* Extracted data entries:
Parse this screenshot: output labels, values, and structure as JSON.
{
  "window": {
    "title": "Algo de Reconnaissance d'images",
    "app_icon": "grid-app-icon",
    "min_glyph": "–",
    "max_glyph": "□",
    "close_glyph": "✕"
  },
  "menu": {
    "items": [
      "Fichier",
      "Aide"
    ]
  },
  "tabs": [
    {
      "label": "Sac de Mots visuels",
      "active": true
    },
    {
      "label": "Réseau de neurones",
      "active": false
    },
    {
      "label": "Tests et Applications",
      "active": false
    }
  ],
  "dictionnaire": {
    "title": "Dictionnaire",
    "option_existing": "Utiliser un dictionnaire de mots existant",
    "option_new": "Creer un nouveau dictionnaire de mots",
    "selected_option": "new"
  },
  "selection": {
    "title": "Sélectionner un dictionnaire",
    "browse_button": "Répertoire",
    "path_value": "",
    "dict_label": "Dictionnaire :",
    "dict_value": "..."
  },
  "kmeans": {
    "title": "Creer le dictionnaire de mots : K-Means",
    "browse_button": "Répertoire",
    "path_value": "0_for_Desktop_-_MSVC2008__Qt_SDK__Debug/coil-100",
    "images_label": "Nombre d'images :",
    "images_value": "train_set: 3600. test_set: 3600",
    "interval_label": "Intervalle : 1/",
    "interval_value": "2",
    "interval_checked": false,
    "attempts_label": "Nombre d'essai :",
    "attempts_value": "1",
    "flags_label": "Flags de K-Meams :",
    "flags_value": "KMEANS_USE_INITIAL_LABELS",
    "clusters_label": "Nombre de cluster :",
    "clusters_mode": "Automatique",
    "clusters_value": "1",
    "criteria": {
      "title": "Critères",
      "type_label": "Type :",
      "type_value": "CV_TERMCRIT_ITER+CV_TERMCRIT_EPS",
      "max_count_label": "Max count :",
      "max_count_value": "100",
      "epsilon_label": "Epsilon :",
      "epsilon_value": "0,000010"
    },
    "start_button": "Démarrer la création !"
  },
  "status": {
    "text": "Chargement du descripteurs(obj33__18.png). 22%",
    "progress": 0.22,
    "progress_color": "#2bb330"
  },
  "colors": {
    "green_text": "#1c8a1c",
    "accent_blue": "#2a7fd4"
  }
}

* WHAT THE TASK REQUIRES: Emit the records above again, exactly, with no line skipped.

* FINAL RESULT:
Parse this screenshot: output labels, values, and structure as JSON.
{
  "window": {
    "title": "Algo de Reconnaissance d'images",
    "app_icon": "grid-app-icon",
    "min_glyph": "–",
    "max_glyph": "□",
    "close_glyph": "✕"
  },
  "menu": {
    "items": [
      "Fichier",
      "Aide"
    ]
  },
  "tabs": [
    {
      "label": "Sac de Mots visuels",
      "active": true
    },
    {
      "label": "Réseau de neurones",
      "active": false
    },
    {
      "label": "Tests et Applications",
      "active": false
    }
  ],
  "dictionnaire": {
    "title": "Dictionnaire",
    "option_existing": "Utiliser un dictionnaire de mots existant",
    "option_new": "Creer un nouveau dictionnaire de mots",
    "selected_option": "new"
  },
  "selection": {
    "title": "Sélectionner un dictionnaire",
    "browse_button": "Répertoire",
    "path_value": "",
    "dict_label": "Dictionnaire :",
    "dict_value": "..."
  },
  "kmeans": {
    "title": "Creer le dictionnaire de mots : K-Means",
    "browse_button": "Répertoire",
    "path_value": "0_for_Desktop_-_MSVC2008__Qt_SDK__Debug/coil-100",
    "images_label": "Nombre d'images :",
    "images_value": "train_set: 3600. test_set: 3600",
    "interval_label": "Intervalle : 1/",
    "interval_value": "2",
    "interval_checked": false,
    "attempts_label": "Nombre d'essai :",
    "attempts_value": "1",
    "flags_label": "Flags de K-Meams :",
    "flags_value": "KMEANS_USE_INITIAL_LABELS",
    "clusters_label": "Nombre de cluster :",
    "clusters_mode": "Automatique",
    "clusters_value": "1",
    "criteria": {
      "title": "Critères",
      "type_label": "Type :",
      "type_value": "CV_TERMCRIT_ITER+CV_TERMCRIT_EPS",
      "max_count_label": "Max count :",
      "max_count_value": "100",
      "epsilon_label": "Epsilon :",
      "epsilon_value": "0,000010"
    },
    "start_button": "Démarrer la création !"
  },
  "status": {
    "text": "Chargement du descripteurs(obj33__18.png). 22%",
    "progress": 0.22,
    "progress_color": "#2bb330"
  },
  "colors": {
    "green_text": "#1c8a1c",
    "accent_blue": "#2a7fd4"
  }
}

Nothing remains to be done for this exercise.